▶ DATA EXTRACT:
>> Begin

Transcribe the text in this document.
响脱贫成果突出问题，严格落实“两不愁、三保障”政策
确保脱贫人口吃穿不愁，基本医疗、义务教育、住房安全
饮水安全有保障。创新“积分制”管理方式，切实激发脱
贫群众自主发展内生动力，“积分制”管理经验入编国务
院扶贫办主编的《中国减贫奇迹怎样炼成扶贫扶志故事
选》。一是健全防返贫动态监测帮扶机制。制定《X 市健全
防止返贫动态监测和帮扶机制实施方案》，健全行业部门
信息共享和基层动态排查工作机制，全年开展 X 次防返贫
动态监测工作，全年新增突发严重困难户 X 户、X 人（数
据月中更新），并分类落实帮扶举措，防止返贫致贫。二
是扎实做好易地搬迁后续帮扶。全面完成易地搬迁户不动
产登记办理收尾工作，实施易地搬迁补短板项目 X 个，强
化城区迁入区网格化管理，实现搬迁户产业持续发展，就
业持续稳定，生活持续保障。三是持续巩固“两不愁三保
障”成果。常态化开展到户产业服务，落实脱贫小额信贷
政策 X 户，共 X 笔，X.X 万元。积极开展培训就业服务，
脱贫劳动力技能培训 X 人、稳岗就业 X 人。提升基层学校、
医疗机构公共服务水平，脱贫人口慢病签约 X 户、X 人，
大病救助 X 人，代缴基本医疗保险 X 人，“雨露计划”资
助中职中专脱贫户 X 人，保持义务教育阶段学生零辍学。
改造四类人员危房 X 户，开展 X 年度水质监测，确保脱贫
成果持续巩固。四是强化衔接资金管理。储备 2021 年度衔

>> End

▶ WRITTEN INSTRUCTION:
All of the entries must be quoted exactly; please include each one.

▶ RIGHT ANSWER:
Transcribe the text in this document.
响脱贫成果突出问题，严格落实“两不愁、三保障”政策
确保脱贫人口吃穿不愁，基本医疗、义务教育、住房安全
饮水安全有保障。创新“积分制”管理方式，切实激发脱
贫群众自主发展内生动力，“积分制”管理经验入编国务
院扶贫办主编的《中国减贫奇迹怎样炼成扶贫扶志故事
选》。一是健全防返贫动态监测帮扶机制。制定《X 市健全
防止返贫动态监测和帮扶机制实施方案》，健全行业部门
信息共享和基层动态排查工作机制，全年开展 X 次防返贫
动态监测工作，全年新增突发严重困难户 X 户、X 人（数
据月中更新），并分类落实帮扶举措，防止返贫致贫。二
是扎实做好易地搬迁后续帮扶。全面完成易地搬迁户不动
产登记办理收尾工作，实施易地搬迁补短板项目 X 个，强
化城区迁入区网格化管理，实现搬迁户产业持续发展，就
业持续稳定，生活持续保障。三是持续巩固“两不愁三保
障”成果。常态化开展到户产业服务，落实脱贫小额信贷
政策 X 户，共 X 笔，X.X 万元。积极开展培训就业服务，
脱贫劳动力技能培训 X 人、稳岗就业 X 人。提升基层学校、
医疗机构公共服务水平，脱贫人口慢病签约 X 户、X 人，
大病救助 X 人，代缴基本医疗保险 X 人，“雨露计划”资
助中职中专脱贫户 X 人，保持义务教育阶段学生零辍学。
改造四类人员危房 X 户，开展 X 年度水质监测，确保脱贫
成果持续巩固。四是强化衔接资金管理。储备 2021 年度衔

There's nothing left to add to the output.